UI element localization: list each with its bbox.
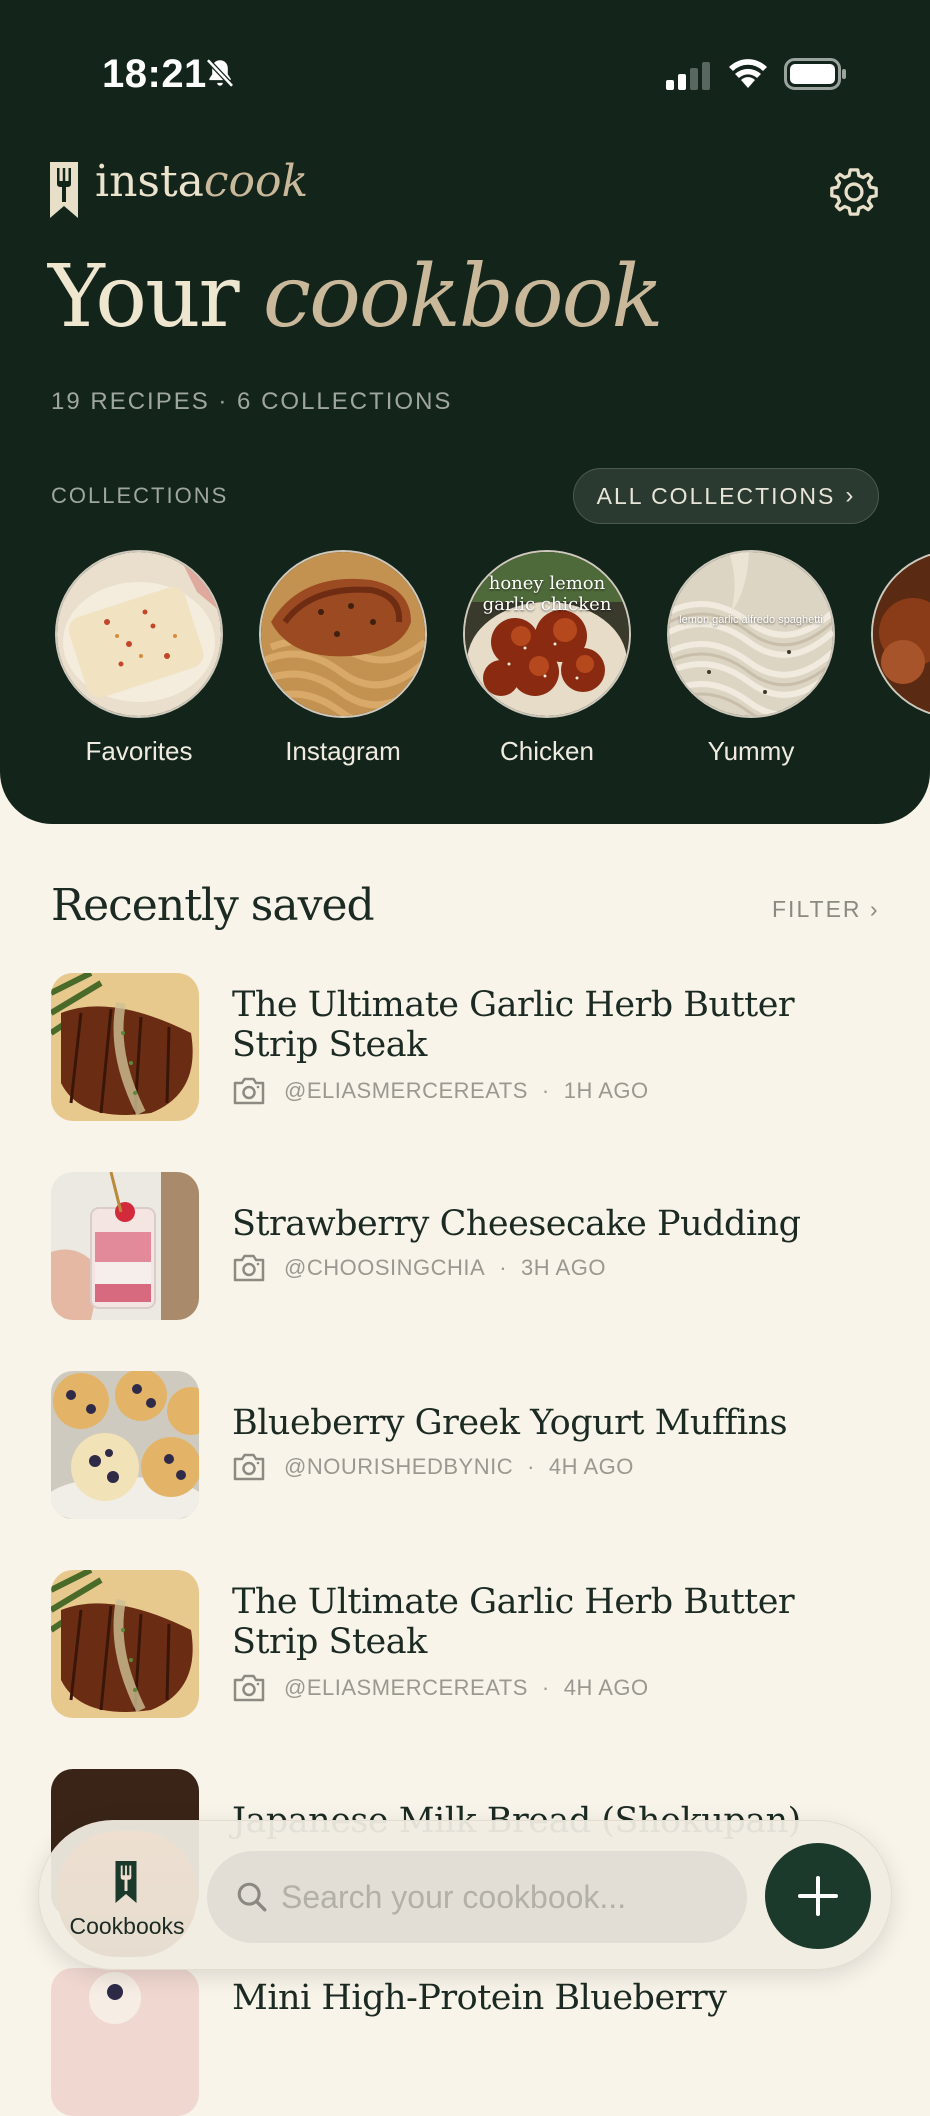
camera-icon [233, 1077, 265, 1105]
collection-thumbnail: honey lemon garlic chicken [463, 550, 631, 718]
recently-saved-heading: Recently saved [51, 880, 375, 931]
chevron-right-icon: › [869, 896, 880, 922]
recipe-thumbnail [51, 1371, 199, 1519]
add-recipe-button[interactable] [765, 1843, 871, 1949]
collections-label: COLLECTIONS [51, 483, 229, 508]
tab-cookbooks[interactable]: Cookbooks [57, 1831, 197, 1957]
list-item[interactable]: Mini High-Protein Blueberry [51, 1968, 891, 2116]
collection-thumbnail [259, 550, 427, 718]
bottom-bar: Cookbooks Search your cookbook... [38, 1820, 892, 1970]
collection-thumbnail [55, 550, 223, 718]
recipe-meta: @CHOOSINGCHIA · 3H AGO [232, 1254, 606, 1282]
list-item[interactable]: The Ultimate Garlic Herb Butter Strip St… [51, 1570, 891, 1718]
app-logo: instacook [95, 156, 309, 207]
collection-partial[interactable] [871, 550, 930, 718]
plus-icon [798, 1876, 838, 1916]
cookbook-fork-icon [115, 1861, 137, 1903]
cookbook-stats: 19 RECIPES · 6 COLLECTIONS [51, 388, 453, 415]
recipe-title: The Ultimate Garlic Herb Butter Strip St… [232, 985, 795, 1065]
all-collections-button[interactable]: ALL COLLECTIONS › [573, 468, 879, 524]
recipe-thumbnail [51, 1968, 199, 2116]
recipe-title: Blueberry Greek Yogurt Muffins [232, 1403, 788, 1443]
recipe-thumbnail [51, 1172, 199, 1320]
recipe-title: Mini High-Protein Blueberry [232, 1978, 727, 2018]
recipe-meta: @ELIASMERCEREATS · 1H AGO [232, 1077, 649, 1105]
page-title: Your cookbook [48, 247, 663, 347]
recipe-meta: @ELIASMERCEREATS · 4H AGO [232, 1674, 649, 1702]
bell-muted-icon [206, 58, 234, 88]
list-item[interactable]: Strawberry Cheesecake Pudding @CHOOSINGC… [51, 1172, 891, 1320]
recipe-meta: @NOURISHEDBYNIC · 4H AGO [232, 1453, 634, 1481]
recipe-title: Strawberry Cheesecake Pudding [232, 1204, 801, 1244]
collection-thumbnail: lemon garlic alfredo spaghetti [667, 550, 835, 718]
cellular-signal-icon [666, 62, 710, 90]
settings-gear-icon[interactable] [826, 164, 882, 220]
search-input[interactable]: Search your cookbook... [207, 1851, 747, 1943]
list-item[interactable]: The Ultimate Garlic Herb Butter Strip St… [51, 973, 891, 1121]
search-icon [237, 1882, 267, 1912]
camera-icon [233, 1674, 265, 1702]
fork-logo-icon [50, 162, 78, 218]
collection-instagram[interactable]: Instagram [259, 550, 427, 767]
collection-favorites[interactable]: Favorites [55, 550, 223, 767]
chevron-right-icon: › [845, 482, 856, 509]
collection-yummy[interactable]: lemon garlic alfredo spaghetti Yummy [667, 550, 835, 767]
recipe-thumbnail [51, 1570, 199, 1718]
battery-icon [784, 58, 846, 90]
recipe-thumbnail [51, 973, 199, 1121]
camera-icon [233, 1453, 265, 1481]
recipe-title: The Ultimate Garlic Herb Butter Strip St… [232, 1582, 795, 1662]
status-time: 18:21 [102, 52, 207, 96]
collection-chicken[interactable]: honey lemon garlic chicken Chicken [463, 550, 631, 767]
list-item[interactable]: Blueberry Greek Yogurt Muffins @NOURISHE… [51, 1371, 891, 1519]
collection-thumbnail [871, 550, 930, 718]
header: 18:21 instacook Your cookbook 19 RECIPES… [0, 0, 930, 824]
camera-icon [233, 1254, 265, 1282]
wifi-icon [729, 59, 767, 88]
filter-button[interactable]: FILTER › [772, 896, 880, 923]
════
Each line that holds the word "COLLECTIONS" should be extracted from the records.

• Written solution
collections-label: COLLECTIONS [51, 483, 229, 508]
cookbook-stats: 19 RECIPES · 6 COLLECTIONS [51, 388, 453, 415]
all-collections-button[interactable]: ALL COLLECTIONS › [573, 468, 879, 524]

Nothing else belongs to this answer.